Chart and figure data
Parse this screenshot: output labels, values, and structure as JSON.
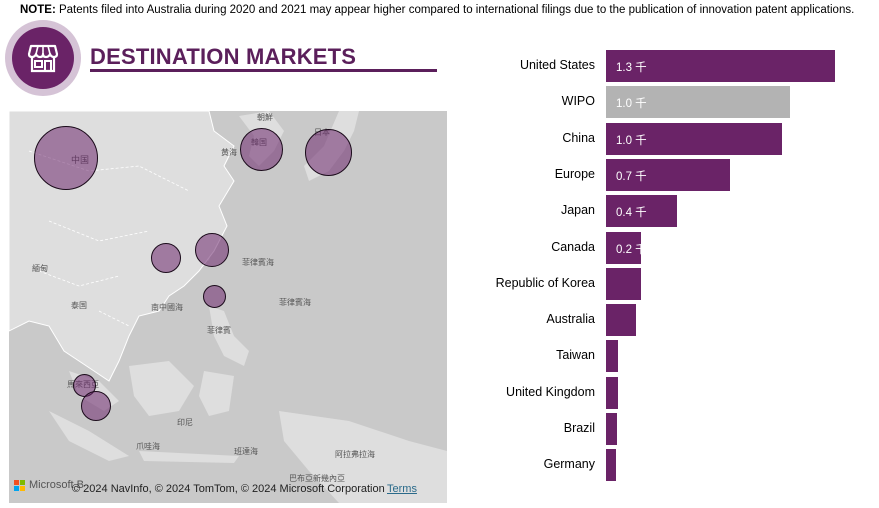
{
  "note": {
    "prefix": "NOTE:",
    "text": " Patents filed into Australia during 2020 and 2021 may appear higher compared to international filings due to the publication of innovation patent applications."
  },
  "header": {
    "title": "DESTINATION MARKETS",
    "icon": "storefront-icon"
  },
  "map": {
    "attribution_brand": "Microsoft B",
    "copyright": "© 2024 NavInfo, © 2024 TomTom, © 2024 Microsoft Corporation",
    "terms": "Terms",
    "place_labels": [
      "中国",
      "朝鮮",
      "韓国",
      "日本",
      "黄海",
      "菲律賓海",
      "菲律賓海",
      "緬甸",
      "泰国",
      "南中國海",
      "菲律賓",
      "馬來西亞",
      "印尼",
      "爪哇海",
      "班達海",
      "巴布亞新幾內亞",
      "阿拉弗拉海"
    ],
    "bubble_color": "#6e286e"
  },
  "colors": {
    "bar_primary": "#6a2367",
    "bar_highlight": "#b3b3b3",
    "title": "#5b1f5b"
  },
  "chart_data": {
    "type": "bar",
    "orientation": "horizontal",
    "categories": [
      "United States",
      "WIPO",
      "China",
      "Europe",
      "Japan",
      "Canada",
      "Republic of Korea",
      "Australia",
      "Taiwan",
      "United Kingdom",
      "Brazil",
      "Germany"
    ],
    "values": [
      1.3,
      1.04,
      1.0,
      0.7,
      0.4,
      0.2,
      0.2,
      0.17,
      0.07,
      0.07,
      0.06,
      0.055
    ],
    "data_labels": [
      "1.3 千",
      "1.0 千",
      "1.0 千",
      "0.7 千",
      "0.4 千",
      "0.2 千",
      "",
      "",
      "",
      "",
      "",
      ""
    ],
    "highlighted": [
      false,
      true,
      false,
      false,
      false,
      false,
      false,
      false,
      false,
      false,
      false,
      false
    ],
    "unit": "千",
    "xlim": [
      0,
      1.36
    ]
  }
}
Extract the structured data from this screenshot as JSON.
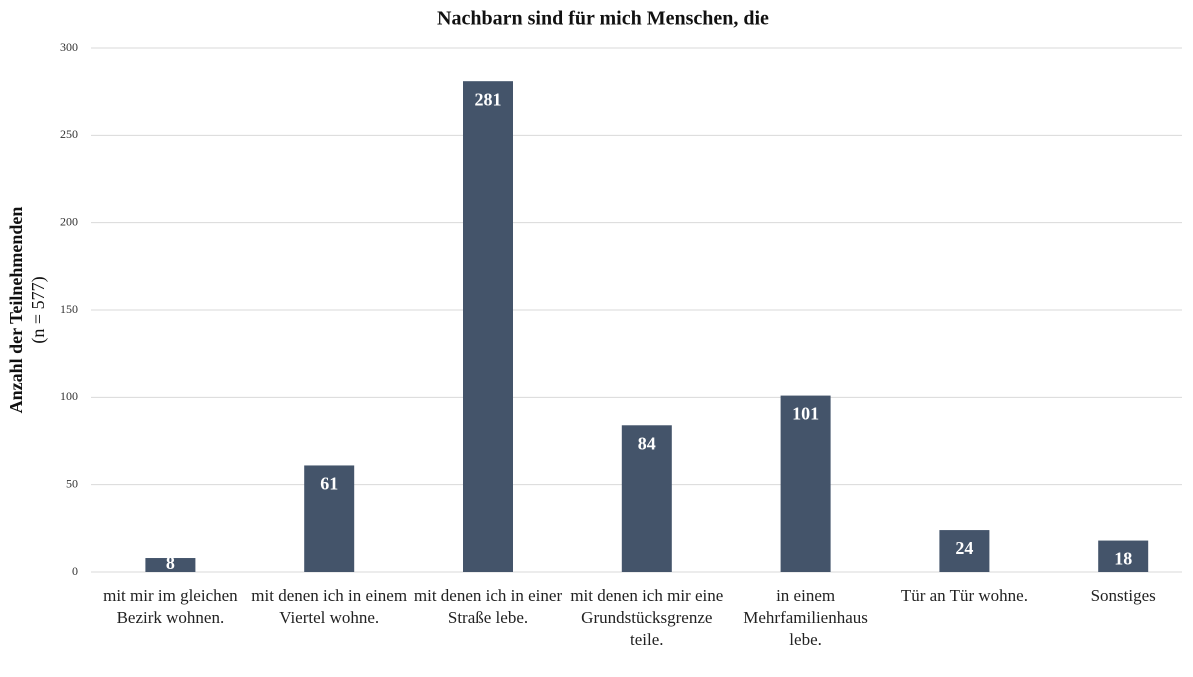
{
  "chart_data": {
    "type": "bar",
    "title": "Nachbarn sind für mich Menschen, die",
    "y_label": "Anzahl der Teilnehmenden",
    "y_sublabel": "(n = 577)",
    "categories": [
      "mit mir im gleichen Bezirk wohnen.",
      "mit denen ich in einem Viertel wohne.",
      "mit denen ich in einer Straße lebe.",
      "mit denen ich mir eine Grundstücksgrenze teile.",
      "in einem Mehrfamilienhaus lebe.",
      "Tür an Tür wohne.",
      "Sonstiges"
    ],
    "values": [
      8,
      61,
      281,
      84,
      101,
      24,
      18
    ],
    "color": "#44546a",
    "ylim": [
      0,
      300
    ],
    "yticks": [
      0,
      50,
      100,
      150,
      200,
      250,
      300
    ],
    "grid": true
  }
}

Short task: Gather each line from the listing above that holds "denen".

Worked solution:
      "mit denen ich in einem Viertel wohne.",
      "mit denen ich in einer Straße lebe.",
      "mit denen ich mir eine Grundstücksgrenze teile.",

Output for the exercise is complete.